● What is required
Every entry must be repeated exactly. Exclude all pictures.

● Material for the task
(begin)

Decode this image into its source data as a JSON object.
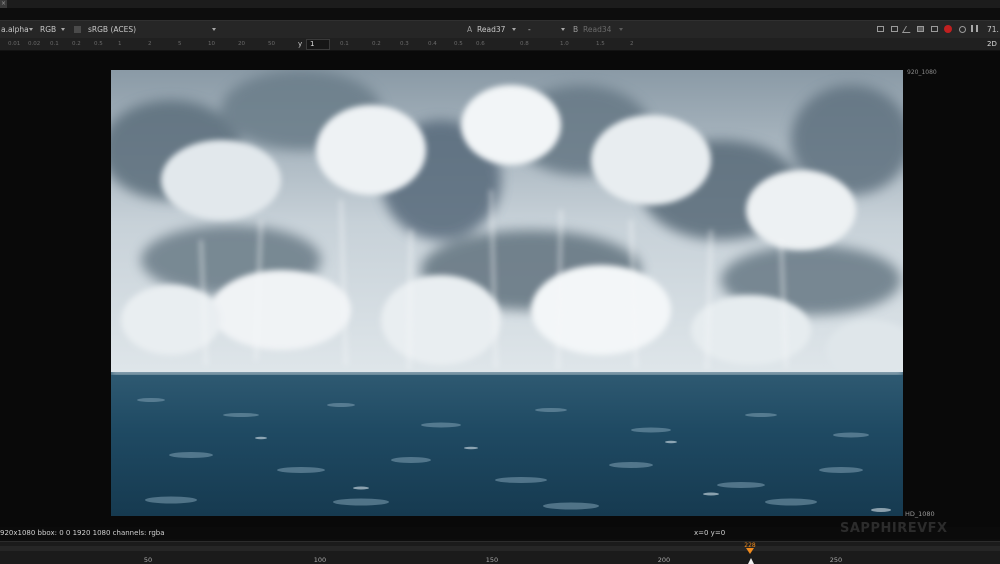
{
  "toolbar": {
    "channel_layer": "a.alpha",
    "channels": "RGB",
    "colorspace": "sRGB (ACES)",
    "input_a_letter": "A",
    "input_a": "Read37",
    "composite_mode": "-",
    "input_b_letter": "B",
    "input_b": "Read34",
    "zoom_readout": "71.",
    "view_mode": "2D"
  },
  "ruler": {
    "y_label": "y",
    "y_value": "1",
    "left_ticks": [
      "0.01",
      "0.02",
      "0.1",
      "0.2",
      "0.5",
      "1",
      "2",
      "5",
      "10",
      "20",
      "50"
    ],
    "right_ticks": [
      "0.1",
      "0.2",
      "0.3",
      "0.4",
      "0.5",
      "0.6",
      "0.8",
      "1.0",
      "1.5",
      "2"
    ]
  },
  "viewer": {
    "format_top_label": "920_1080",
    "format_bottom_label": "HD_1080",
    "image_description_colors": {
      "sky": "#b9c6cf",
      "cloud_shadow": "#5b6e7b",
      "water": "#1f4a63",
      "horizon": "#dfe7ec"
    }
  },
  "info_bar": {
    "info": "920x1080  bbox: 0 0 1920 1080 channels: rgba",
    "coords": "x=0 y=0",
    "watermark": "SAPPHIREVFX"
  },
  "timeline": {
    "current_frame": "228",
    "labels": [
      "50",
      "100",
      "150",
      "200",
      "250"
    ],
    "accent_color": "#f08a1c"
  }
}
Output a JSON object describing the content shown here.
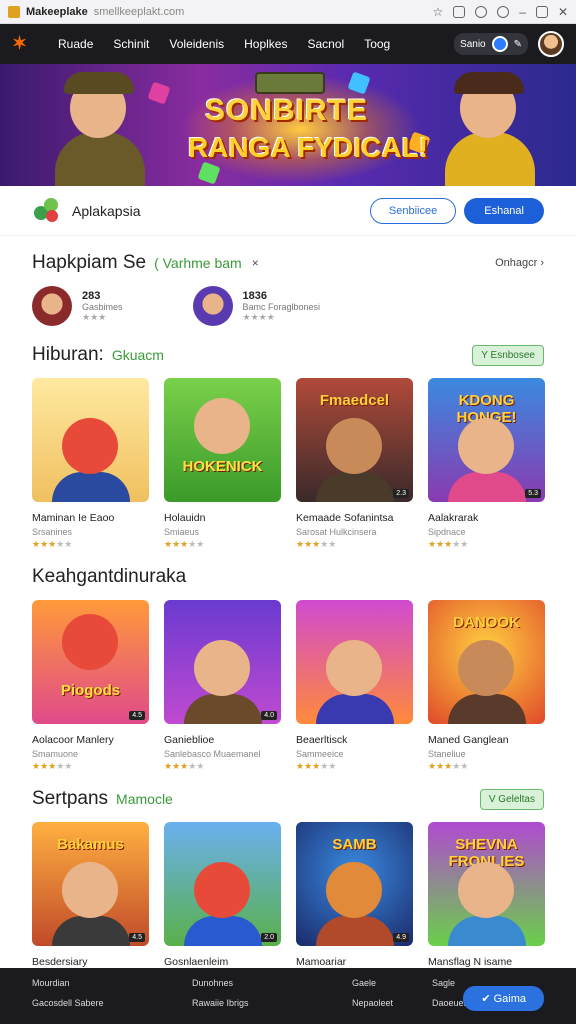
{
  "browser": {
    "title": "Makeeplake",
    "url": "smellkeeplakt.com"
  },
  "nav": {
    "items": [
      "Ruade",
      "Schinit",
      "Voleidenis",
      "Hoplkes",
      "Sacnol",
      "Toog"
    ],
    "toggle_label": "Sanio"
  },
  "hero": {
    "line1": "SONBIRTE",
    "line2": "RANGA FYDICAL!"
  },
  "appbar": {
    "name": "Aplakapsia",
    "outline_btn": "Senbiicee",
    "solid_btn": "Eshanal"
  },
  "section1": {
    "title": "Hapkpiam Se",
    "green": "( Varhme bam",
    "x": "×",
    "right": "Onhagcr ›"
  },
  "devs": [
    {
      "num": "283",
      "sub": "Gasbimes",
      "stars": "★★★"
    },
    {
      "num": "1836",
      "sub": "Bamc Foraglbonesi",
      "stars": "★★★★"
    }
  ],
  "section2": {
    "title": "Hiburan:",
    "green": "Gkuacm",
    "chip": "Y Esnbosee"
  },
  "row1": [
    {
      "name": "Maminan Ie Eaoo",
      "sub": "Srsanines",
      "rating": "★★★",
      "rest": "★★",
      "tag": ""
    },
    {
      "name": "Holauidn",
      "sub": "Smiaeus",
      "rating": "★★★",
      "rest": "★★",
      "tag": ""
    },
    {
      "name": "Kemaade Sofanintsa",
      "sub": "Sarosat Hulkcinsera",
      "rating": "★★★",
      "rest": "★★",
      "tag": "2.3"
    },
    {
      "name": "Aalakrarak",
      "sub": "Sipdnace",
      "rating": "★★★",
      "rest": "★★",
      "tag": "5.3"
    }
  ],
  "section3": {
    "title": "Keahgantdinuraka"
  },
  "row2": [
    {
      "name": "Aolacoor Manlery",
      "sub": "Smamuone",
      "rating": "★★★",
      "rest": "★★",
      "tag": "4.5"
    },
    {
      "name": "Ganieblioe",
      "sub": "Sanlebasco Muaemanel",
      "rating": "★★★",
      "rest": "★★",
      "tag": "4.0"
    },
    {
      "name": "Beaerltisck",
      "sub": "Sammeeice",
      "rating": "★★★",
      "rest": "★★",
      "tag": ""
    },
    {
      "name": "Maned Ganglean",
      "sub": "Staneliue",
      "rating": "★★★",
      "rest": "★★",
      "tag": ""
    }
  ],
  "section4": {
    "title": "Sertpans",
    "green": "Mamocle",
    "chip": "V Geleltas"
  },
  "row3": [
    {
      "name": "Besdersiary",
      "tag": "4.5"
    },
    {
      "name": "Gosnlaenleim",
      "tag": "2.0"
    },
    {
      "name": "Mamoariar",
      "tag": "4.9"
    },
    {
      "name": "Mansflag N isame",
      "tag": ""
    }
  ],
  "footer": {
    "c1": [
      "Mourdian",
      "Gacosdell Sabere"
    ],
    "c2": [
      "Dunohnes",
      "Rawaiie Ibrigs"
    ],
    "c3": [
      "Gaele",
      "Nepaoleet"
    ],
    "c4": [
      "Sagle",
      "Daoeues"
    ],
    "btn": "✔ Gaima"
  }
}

(end)

● Result of this task
Decode this image into its source data as a JSON object.
{
  "toolbar": {
    "channel_layer": "a.alpha",
    "channels": "RGB",
    "colorspace": "sRGB (ACES)",
    "input_a_letter": "A",
    "input_a": "Read37",
    "composite_mode": "-",
    "input_b_letter": "B",
    "input_b": "Read34",
    "zoom_readout": "71.",
    "view_mode": "2D"
  },
  "ruler": {
    "y_label": "y",
    "y_value": "1",
    "left_ticks": [
      "0.01",
      "0.02",
      "0.1",
      "0.2",
      "0.5",
      "1",
      "2",
      "5",
      "10",
      "20",
      "50"
    ],
    "right_ticks": [
      "0.1",
      "0.2",
      "0.3",
      "0.4",
      "0.5",
      "0.6",
      "0.8",
      "1.0",
      "1.5",
      "2"
    ]
  },
  "viewer": {
    "format_top_label": "920_1080",
    "format_bottom_label": "HD_1080",
    "image_description_colors": {
      "sky": "#b9c6cf",
      "cloud_shadow": "#5b6e7b",
      "water": "#1f4a63",
      "horizon": "#dfe7ec"
    }
  },
  "info_bar": {
    "info": "920x1080  bbox: 0 0 1920 1080 channels: rgba",
    "coords": "x=0 y=0",
    "watermark": "SAPPHIREVFX"
  },
  "timeline": {
    "current_frame": "228",
    "labels": [
      "50",
      "100",
      "150",
      "200",
      "250"
    ],
    "accent_color": "#f08a1c"
  }
}
Output a JSON object describing the content shown here.
{
  "browser": {
    "title": "Makeeplake",
    "url": "smellkeeplakt.com"
  },
  "nav": {
    "items": [
      "Ruade",
      "Schinit",
      "Voleidenis",
      "Hoplkes",
      "Sacnol",
      "Toog"
    ],
    "toggle_label": "Sanio"
  },
  "hero": {
    "line1": "SONBIRTE",
    "line2": "RANGA FYDICAL!"
  },
  "appbar": {
    "name": "Aplakapsia",
    "outline_btn": "Senbiicee",
    "solid_btn": "Eshanal"
  },
  "section1": {
    "title": "Hapkpiam Se",
    "green": "( Varhme bam",
    "x": "×",
    "right": "Onhagcr ›"
  },
  "devs": [
    {
      "num": "283",
      "sub": "Gasbimes",
      "stars": "★★★"
    },
    {
      "num": "1836",
      "sub": "Bamc Foraglbonesi",
      "stars": "★★★★"
    }
  ],
  "section2": {
    "title": "Hiburan:",
    "green": "Gkuacm",
    "chip": "Y Esnbosee"
  },
  "row1": [
    {
      "name": "Maminan Ie Eaoo",
      "sub": "Srsanines",
      "rating": "★★★",
      "rest": "★★",
      "tag": ""
    },
    {
      "name": "Holauidn",
      "sub": "Smiaeus",
      "rating": "★★★",
      "rest": "★★",
      "tag": ""
    },
    {
      "name": "Kemaade Sofanintsa",
      "sub": "Sarosat Hulkcinsera",
      "rating": "★★★",
      "rest": "★★",
      "tag": "2.3"
    },
    {
      "name": "Aalakrarak",
      "sub": "Sipdnace",
      "rating": "★★★",
      "rest": "★★",
      "tag": "5.3"
    }
  ],
  "section3": {
    "title": "Keahgantdinuraka"
  },
  "row2": [
    {
      "name": "Aolacoor Manlery",
      "sub": "Smamuone",
      "rating": "★★★",
      "rest": "★★",
      "tag": "4.5"
    },
    {
      "name": "Ganieblioe",
      "sub": "Sanlebasco Muaemanel",
      "rating": "★★★",
      "rest": "★★",
      "tag": "4.0"
    },
    {
      "name": "Beaerltisck",
      "sub": "Sammeeice",
      "rating": "★★★",
      "rest": "★★",
      "tag": ""
    },
    {
      "name": "Maned Ganglean",
      "sub": "Staneliue",
      "rating": "★★★",
      "rest": "★★",
      "tag": ""
    }
  ],
  "section4": {
    "title": "Sertpans",
    "green": "Mamocle",
    "chip": "V Geleltas"
  },
  "row3": [
    {
      "name": "Besdersiary",
      "tag": "4.5"
    },
    {
      "name": "Gosnlaenleim",
      "tag": "2.0"
    },
    {
      "name": "Mamoariar",
      "tag": "4.9"
    },
    {
      "name": "Mansflag N isame",
      "tag": ""
    }
  ],
  "footer": {
    "c1": [
      "Mourdian",
      "Gacosdell Sabere"
    ],
    "c2": [
      "Dunohnes",
      "Rawaiie Ibrigs"
    ],
    "c3": [
      "Gaele",
      "Nepaoleet"
    ],
    "c4": [
      "Sagle",
      "Daoeues"
    ],
    "btn": "✔ Gaima"
  }
}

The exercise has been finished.